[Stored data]
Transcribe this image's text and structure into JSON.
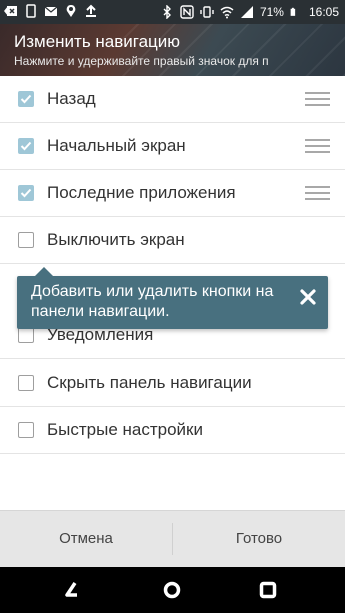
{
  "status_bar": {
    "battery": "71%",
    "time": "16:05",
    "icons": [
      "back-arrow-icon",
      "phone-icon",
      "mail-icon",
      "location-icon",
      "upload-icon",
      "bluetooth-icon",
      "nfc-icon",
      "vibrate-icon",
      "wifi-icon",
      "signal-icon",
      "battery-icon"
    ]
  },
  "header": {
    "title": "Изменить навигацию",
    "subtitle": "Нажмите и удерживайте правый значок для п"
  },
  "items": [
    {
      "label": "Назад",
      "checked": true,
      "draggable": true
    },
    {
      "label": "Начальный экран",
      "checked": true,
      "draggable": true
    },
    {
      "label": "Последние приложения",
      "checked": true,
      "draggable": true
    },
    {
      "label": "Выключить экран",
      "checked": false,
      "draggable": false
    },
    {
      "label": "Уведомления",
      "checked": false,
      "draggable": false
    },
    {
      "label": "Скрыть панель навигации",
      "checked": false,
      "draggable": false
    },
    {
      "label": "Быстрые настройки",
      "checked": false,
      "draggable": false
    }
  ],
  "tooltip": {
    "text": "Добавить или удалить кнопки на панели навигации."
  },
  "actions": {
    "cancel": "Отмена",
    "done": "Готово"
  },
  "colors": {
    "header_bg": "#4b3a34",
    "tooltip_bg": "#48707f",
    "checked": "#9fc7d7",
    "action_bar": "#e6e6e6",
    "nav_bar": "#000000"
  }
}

GIVEN INSTRUCTION:
Return the material word for word. Pictures are not part of the copy.

EXERCISE ANSWER:
Transcribe this image's text and structure into JSON.
{
  "status_bar": {
    "battery": "71%",
    "time": "16:05",
    "icons": [
      "back-arrow-icon",
      "phone-icon",
      "mail-icon",
      "location-icon",
      "upload-icon",
      "bluetooth-icon",
      "nfc-icon",
      "vibrate-icon",
      "wifi-icon",
      "signal-icon",
      "battery-icon"
    ]
  },
  "header": {
    "title": "Изменить навигацию",
    "subtitle": "Нажмите и удерживайте правый значок для п"
  },
  "items": [
    {
      "label": "Назад",
      "checked": true,
      "draggable": true
    },
    {
      "label": "Начальный экран",
      "checked": true,
      "draggable": true
    },
    {
      "label": "Последние приложения",
      "checked": true,
      "draggable": true
    },
    {
      "label": "Выключить экран",
      "checked": false,
      "draggable": false
    },
    {
      "label": "Уведомления",
      "checked": false,
      "draggable": false
    },
    {
      "label": "Скрыть панель навигации",
      "checked": false,
      "draggable": false
    },
    {
      "label": "Быстрые настройки",
      "checked": false,
      "draggable": false
    }
  ],
  "tooltip": {
    "text": "Добавить или удалить кнопки на панели навигации."
  },
  "actions": {
    "cancel": "Отмена",
    "done": "Готово"
  },
  "colors": {
    "header_bg": "#4b3a34",
    "tooltip_bg": "#48707f",
    "checked": "#9fc7d7",
    "action_bar": "#e6e6e6",
    "nav_bar": "#000000"
  }
}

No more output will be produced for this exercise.